> _PROVIDED DATA_
[start]

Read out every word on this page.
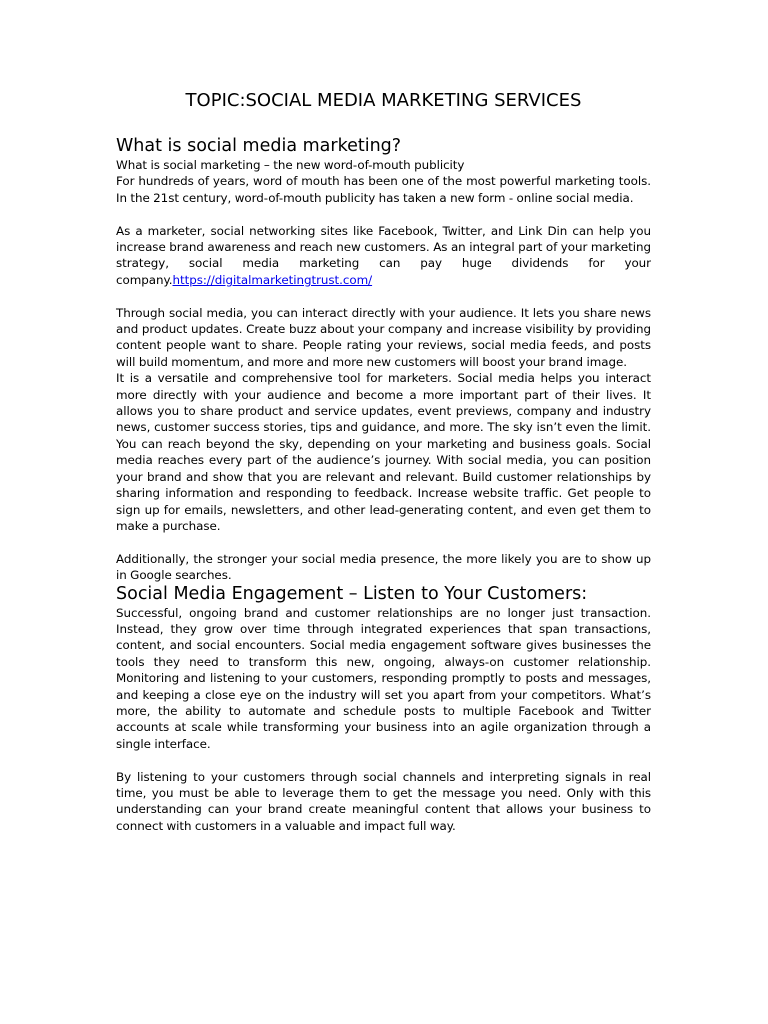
TOPIC:SOCIAL MEDIA MARKETING SERVICES
What is social media marketing?

What is social marketing – the new word-of-mouth publicity

For hundreds of years, word of mouth has been one of the most powerful marketing tools. In the 21st century, word-of-mouth publicity has taken a new form - online social media.

As a marketer, social networking sites like Facebook, Twitter, and Link Din can help you increase brand awareness and reach new customers. As an integral part of your marketing strategy, social media marketing can pay huge dividends for your company.https://digitalmarketingtrust.com/

Through social media, you can interact directly with your audience. It lets you share news and product updates. Create buzz about your company and increase visibility by providing content people want to share. People rating your reviews, social media feeds, and posts will build momentum, and more and more new customers will boost your brand image.

It is a versatile and comprehensive tool for marketers. Social media helps you interact more directly with your audience and become a more important part of their lives. It allows you to share product and service updates, event previews, company and industry news, customer success stories, tips and guidance, and more. The sky isn’t even the limit. You can reach beyond the sky, depending on your marketing and business goals. Social media reaches every part of the audience’s journey. With social media, you can position your brand and show that you are relevant and relevant. Build customer relationships by sharing information and responding to feedback. Increase website traffic. Get people to sign up for emails, newsletters, and other lead-generating content, and even get them to make a purchase.

Additionally, the stronger your social media presence, the more likely you are to show up in Google searches.

Social Media Engagement – Listen to Your Customers:

Successful, ongoing brand and customer relationships are no longer just transaction. Instead, they grow over time through integrated experiences that span transactions, content, and social encounters. Social media engagement software gives businesses the tools they need to transform this new, ongoing, always-on customer relationship. Monitoring and listening to your customers, responding promptly to posts and messages, and keeping a close eye on the industry will set you apart from your competitors. What’s more, the ability to automate and schedule posts to multiple Facebook and Twitter accounts at scale while transforming your business into an agile organization through a single interface.

By listening to your customers through social channels and interpreting signals in real time, you must be able to leverage them to get the message you need. Only with this understanding can your brand create meaningful content that allows your business to connect with customers in a valuable and impact full way.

[end]

> _WHAT THIS TASK INVOLVES_
Among the lines above, how many contain the string "mouth"? State the number alone.

> _EXERCISE RESULT_
2